EXERCISE DETAILS ->
Translate the following sentence from the text on Pólya's theory of counting into French: "This group is called the symmetric group on ${\displaystyle n}$ elements."

--- start SELECTED TEXT ---

# 组合数学 (Fall 2017)/Pólya's theory of counting

## Groups

A group ${\displaystyle (G,\cdot )}$ is set ${\displaystyle G}$ along with a binary operator ${\displaystyle \cdot }$ which satisfies the following axioms:

• closure: ${\displaystyle \forall g,h\in G,g\cdot h\in G}$;
• associativity: ${\displaystyle \forall f,g,h\in G,f\cdot (g\cdot h)=(f\cdot g)\cdot h}$;
• identity: there exists a special element ${\displaystyle e\in G}$, called the identity, such that ${\displaystyle e\cdot g=g}$ for any ${\displaystyle g\in G}$;
• inverse: ${\displaystyle \forall g\in G}$, there exists an ${\displaystyle h\in G}$ such that ${\displaystyle g\cdot h=e}$, and we denote that ${\displaystyle h=g^{-1}}$.

### Permutation groups

A permutation is a bijection ${\displaystyle \pi :[n]{\xrightarrow[{\text{onto}}]{\text{1-1}}}[n]}$. We can define a natural operator "${\displaystyle \cdot }$" between permutations by function composition, i.e. for any ${\displaystyle \pi ,\sigma \in S_{n}}$, ${\displaystyle (\pi \cdot \sigma )(i)=\pi (\sigma (i))}$ for all ${\displaystyle i\in [n]}$.

Symmetric group ${\displaystyle S_{n}}$
Let ${\displaystyle S_{n}}$ denote the set of all permutations of ${\displaystyle [n]}$. It is easy to verify that ${\displaystyle S_{n}}$ together with function composition ${\displaystyle \cdot }$ form a group. This group is called the symmetric group on ${\displaystyle n}$ elements.

--- end SELECTED TEXT ---
--- start EXTRACTED RECORDS ---

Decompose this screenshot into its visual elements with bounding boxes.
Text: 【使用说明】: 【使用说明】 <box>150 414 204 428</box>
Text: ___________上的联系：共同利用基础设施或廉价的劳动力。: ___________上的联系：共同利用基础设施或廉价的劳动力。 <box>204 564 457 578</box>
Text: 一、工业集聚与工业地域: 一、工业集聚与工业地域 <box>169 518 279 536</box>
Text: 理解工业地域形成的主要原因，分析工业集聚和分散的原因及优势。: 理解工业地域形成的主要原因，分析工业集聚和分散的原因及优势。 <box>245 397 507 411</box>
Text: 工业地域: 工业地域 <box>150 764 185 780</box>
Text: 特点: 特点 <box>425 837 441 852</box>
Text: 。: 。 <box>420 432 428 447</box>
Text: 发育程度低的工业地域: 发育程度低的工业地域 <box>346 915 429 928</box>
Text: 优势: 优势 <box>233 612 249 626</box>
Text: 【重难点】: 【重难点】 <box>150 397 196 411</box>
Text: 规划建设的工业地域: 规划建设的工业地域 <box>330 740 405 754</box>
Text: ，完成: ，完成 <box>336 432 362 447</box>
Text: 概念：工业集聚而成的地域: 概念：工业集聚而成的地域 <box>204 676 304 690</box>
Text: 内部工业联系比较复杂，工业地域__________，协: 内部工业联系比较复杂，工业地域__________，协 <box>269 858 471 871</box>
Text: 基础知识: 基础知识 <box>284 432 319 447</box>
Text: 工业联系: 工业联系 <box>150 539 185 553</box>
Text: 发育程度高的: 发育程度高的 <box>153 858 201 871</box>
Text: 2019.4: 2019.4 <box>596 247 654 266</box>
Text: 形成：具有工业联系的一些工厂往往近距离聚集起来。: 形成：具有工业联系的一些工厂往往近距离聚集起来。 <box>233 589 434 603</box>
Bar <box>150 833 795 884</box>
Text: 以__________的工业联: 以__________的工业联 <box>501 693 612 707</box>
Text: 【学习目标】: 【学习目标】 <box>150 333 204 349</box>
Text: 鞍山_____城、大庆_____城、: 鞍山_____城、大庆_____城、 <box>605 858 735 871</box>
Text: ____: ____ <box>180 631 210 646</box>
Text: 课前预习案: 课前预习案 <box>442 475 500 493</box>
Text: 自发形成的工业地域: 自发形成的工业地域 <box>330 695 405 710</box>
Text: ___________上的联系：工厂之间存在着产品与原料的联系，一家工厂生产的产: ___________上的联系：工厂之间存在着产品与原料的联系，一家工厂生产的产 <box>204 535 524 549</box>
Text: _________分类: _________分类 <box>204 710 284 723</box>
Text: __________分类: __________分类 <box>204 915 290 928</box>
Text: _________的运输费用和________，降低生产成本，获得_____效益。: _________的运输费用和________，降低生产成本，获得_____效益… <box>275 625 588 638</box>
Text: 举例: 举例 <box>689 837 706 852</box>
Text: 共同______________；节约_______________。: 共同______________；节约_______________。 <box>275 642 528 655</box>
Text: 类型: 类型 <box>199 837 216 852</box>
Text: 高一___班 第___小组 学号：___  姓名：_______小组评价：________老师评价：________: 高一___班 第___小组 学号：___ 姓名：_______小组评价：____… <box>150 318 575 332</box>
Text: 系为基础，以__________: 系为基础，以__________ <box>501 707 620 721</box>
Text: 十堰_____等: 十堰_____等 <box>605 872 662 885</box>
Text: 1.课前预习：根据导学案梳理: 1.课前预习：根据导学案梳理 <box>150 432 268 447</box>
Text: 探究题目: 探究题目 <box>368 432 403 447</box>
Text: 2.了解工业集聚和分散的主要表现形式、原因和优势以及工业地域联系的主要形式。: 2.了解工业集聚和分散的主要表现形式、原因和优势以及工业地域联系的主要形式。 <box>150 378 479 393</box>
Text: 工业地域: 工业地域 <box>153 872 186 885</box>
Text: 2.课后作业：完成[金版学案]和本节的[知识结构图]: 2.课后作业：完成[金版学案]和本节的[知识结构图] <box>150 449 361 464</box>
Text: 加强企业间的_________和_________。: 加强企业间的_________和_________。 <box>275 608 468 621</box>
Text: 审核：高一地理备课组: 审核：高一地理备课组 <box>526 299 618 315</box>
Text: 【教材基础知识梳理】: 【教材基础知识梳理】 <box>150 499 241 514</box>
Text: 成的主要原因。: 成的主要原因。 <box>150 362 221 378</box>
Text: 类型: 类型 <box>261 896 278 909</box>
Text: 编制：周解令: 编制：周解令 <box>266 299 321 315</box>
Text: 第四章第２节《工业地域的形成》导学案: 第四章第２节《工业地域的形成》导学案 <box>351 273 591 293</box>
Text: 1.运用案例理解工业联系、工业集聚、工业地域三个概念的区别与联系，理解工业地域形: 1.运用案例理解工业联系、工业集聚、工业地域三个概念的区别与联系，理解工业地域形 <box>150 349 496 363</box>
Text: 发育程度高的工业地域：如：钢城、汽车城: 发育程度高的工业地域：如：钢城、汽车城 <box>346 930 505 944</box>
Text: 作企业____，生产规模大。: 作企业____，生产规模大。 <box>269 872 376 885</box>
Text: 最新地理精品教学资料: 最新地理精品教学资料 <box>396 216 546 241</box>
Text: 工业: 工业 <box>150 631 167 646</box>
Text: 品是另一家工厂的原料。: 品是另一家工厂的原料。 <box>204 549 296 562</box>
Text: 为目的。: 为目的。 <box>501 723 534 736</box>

--- end EXTRACTED RECORDS ---

COMPLETE ANSWER ->
Ce groupe est appelé le groupe symétrique sur ${\displaystyle n}$ éléments.